[Stored data entries]
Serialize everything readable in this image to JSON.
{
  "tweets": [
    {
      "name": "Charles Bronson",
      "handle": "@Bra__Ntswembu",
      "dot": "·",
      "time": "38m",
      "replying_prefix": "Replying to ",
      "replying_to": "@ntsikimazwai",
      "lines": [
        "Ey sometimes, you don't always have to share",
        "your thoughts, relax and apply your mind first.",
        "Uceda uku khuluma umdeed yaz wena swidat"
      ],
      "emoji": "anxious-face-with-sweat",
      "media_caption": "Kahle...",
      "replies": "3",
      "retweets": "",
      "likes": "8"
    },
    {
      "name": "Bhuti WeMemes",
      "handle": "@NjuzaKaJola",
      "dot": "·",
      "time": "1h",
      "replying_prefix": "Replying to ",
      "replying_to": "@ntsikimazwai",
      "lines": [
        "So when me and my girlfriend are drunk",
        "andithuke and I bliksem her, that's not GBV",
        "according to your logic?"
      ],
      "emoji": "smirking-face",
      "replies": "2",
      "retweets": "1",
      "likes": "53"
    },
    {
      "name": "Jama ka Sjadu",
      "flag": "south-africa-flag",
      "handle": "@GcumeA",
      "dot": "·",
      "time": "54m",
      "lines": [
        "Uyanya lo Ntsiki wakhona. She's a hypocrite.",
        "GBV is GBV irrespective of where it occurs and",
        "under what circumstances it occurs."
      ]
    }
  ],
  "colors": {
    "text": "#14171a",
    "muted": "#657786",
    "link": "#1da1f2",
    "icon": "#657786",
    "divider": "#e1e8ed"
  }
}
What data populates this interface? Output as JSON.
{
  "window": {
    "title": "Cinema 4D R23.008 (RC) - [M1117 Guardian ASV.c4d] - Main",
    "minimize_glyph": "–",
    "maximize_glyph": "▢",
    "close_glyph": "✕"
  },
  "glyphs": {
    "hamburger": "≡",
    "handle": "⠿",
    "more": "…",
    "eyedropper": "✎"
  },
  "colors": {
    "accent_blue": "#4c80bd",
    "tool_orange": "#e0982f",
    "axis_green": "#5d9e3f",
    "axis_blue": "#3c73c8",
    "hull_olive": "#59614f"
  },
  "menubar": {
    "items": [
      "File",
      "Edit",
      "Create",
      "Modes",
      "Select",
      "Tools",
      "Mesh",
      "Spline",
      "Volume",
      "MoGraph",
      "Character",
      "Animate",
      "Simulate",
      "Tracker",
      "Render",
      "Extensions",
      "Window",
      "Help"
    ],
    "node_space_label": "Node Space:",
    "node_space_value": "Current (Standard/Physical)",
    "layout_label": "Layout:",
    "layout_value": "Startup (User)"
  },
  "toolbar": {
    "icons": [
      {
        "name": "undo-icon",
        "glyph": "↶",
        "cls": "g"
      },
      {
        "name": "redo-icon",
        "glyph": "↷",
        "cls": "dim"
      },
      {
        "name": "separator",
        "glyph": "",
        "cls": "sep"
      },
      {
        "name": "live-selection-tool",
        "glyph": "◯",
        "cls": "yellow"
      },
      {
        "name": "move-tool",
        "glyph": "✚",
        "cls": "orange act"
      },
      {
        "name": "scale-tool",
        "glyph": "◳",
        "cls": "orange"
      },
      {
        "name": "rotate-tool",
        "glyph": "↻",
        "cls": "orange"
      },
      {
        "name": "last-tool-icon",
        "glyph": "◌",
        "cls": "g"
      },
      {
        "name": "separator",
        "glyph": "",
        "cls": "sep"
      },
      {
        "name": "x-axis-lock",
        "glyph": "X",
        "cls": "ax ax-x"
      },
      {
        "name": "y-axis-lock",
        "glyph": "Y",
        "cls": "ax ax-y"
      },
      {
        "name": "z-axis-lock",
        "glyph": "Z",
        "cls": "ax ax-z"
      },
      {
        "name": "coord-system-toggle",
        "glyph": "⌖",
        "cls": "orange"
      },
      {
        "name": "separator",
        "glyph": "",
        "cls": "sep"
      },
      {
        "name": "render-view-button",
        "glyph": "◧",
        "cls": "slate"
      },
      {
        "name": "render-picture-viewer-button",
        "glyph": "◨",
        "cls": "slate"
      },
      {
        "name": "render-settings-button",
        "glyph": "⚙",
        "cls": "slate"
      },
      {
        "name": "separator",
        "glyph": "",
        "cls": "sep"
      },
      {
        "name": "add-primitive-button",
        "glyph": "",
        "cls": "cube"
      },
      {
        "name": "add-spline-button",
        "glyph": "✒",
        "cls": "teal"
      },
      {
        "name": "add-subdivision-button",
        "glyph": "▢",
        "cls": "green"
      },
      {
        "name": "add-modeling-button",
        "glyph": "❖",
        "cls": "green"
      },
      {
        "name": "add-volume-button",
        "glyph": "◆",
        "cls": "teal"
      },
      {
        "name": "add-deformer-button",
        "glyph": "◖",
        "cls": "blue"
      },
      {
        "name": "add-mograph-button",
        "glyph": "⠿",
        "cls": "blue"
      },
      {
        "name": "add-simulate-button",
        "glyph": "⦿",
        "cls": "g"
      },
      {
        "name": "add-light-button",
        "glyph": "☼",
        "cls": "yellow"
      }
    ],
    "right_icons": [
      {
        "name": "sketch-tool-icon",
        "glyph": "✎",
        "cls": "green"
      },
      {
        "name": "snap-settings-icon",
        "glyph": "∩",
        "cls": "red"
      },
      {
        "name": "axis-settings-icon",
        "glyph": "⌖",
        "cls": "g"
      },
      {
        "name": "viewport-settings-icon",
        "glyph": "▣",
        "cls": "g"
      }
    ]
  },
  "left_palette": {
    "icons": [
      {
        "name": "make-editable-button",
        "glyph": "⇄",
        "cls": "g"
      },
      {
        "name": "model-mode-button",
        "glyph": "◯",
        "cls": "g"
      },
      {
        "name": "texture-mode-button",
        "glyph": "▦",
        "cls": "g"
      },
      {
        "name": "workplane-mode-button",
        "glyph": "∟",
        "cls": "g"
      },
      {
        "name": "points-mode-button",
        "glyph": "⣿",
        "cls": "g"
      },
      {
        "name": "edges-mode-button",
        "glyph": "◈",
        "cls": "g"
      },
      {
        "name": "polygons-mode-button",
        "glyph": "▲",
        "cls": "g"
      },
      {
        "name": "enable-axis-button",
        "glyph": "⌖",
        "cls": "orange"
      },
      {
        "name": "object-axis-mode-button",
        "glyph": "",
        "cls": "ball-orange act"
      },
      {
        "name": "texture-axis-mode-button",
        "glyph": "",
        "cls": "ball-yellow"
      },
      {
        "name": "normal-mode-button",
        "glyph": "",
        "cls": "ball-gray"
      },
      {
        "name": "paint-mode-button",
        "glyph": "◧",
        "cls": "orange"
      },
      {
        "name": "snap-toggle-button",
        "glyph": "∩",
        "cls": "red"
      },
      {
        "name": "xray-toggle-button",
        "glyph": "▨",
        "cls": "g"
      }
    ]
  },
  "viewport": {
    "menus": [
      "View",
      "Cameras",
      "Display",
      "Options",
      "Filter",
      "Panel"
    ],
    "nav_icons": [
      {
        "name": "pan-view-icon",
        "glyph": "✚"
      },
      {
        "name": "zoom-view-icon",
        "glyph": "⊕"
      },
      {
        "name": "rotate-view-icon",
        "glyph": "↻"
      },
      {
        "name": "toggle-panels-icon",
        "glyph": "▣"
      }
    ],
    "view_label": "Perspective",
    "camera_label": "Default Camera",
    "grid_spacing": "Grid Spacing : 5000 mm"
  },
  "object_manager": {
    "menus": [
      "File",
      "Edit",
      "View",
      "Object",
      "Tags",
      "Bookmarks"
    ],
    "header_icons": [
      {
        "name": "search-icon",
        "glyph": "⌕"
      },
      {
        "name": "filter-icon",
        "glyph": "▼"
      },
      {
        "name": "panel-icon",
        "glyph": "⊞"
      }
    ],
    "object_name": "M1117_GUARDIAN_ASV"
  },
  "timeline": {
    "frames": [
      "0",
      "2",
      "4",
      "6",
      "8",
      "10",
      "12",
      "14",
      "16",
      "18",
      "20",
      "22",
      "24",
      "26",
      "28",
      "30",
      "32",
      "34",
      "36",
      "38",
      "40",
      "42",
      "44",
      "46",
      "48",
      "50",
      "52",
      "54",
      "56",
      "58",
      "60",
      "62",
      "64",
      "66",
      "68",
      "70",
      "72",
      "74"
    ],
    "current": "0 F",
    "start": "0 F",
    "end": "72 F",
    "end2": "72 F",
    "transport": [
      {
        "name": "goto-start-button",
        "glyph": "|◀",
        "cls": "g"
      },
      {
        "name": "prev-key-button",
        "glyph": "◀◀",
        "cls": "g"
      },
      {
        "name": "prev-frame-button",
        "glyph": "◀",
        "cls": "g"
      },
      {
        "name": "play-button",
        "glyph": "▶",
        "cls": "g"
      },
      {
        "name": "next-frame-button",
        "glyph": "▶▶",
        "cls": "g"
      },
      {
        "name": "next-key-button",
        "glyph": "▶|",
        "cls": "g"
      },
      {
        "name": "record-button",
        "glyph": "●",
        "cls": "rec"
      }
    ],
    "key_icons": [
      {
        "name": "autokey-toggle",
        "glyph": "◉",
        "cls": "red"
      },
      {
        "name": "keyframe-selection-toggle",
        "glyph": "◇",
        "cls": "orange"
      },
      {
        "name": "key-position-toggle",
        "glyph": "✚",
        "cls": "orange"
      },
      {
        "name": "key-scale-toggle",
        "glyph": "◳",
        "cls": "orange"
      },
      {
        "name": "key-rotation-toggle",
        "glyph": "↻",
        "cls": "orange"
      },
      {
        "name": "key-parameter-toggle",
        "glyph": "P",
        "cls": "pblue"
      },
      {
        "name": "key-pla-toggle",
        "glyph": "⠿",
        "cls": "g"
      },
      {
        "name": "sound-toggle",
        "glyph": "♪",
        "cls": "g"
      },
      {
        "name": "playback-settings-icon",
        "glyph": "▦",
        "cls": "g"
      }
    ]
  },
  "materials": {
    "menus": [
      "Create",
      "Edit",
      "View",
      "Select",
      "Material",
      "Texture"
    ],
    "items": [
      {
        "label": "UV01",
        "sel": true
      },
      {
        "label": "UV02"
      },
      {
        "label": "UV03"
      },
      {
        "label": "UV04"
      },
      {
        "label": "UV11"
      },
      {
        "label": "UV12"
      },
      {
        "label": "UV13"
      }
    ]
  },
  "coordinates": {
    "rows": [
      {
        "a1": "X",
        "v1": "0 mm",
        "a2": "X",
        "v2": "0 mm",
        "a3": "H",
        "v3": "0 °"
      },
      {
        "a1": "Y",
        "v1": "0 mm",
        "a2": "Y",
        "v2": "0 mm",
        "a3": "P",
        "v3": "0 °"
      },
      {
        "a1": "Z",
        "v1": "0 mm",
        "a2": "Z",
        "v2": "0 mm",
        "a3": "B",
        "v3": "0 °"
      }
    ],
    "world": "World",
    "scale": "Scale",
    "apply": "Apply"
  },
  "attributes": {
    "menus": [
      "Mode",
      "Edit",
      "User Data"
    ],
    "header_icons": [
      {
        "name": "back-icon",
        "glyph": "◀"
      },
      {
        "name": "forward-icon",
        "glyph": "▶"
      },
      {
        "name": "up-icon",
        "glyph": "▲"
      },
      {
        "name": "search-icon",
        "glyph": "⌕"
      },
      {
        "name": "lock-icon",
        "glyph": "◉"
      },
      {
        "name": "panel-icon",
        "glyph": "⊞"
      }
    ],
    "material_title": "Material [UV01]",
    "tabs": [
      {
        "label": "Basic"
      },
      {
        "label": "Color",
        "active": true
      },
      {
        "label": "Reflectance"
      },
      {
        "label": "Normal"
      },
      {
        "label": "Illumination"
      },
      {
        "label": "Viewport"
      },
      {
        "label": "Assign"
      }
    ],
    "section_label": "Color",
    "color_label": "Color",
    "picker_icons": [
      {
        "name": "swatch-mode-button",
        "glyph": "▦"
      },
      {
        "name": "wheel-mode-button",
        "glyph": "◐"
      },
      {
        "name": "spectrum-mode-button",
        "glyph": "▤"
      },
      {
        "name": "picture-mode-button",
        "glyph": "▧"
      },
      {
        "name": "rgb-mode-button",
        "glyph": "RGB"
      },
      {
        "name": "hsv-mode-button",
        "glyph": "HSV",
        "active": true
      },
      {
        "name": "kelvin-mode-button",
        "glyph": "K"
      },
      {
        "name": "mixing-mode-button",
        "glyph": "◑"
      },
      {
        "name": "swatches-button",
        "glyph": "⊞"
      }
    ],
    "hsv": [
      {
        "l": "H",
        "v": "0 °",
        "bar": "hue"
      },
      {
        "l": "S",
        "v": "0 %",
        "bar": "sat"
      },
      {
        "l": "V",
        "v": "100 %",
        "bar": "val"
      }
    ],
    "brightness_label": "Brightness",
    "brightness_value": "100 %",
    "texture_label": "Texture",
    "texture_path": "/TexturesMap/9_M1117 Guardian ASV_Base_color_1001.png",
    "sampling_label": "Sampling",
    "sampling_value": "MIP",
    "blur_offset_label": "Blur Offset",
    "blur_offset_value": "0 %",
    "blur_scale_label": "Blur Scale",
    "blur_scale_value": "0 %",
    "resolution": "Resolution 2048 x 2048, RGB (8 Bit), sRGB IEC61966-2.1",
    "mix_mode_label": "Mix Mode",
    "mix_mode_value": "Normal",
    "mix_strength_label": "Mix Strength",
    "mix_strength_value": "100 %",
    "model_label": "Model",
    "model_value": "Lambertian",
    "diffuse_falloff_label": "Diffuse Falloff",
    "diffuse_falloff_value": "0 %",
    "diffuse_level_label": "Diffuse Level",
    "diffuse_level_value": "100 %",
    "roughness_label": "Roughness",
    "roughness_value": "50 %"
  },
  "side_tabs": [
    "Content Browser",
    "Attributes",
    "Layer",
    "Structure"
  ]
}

◆ **STATED GOAL**: Find the lines above holding the word "rotate" and show them.

◆ **OUTPUT FOR THIS EXERCISE**:
        "name": "rotate-tool",
        "name": "rotate-view-icon",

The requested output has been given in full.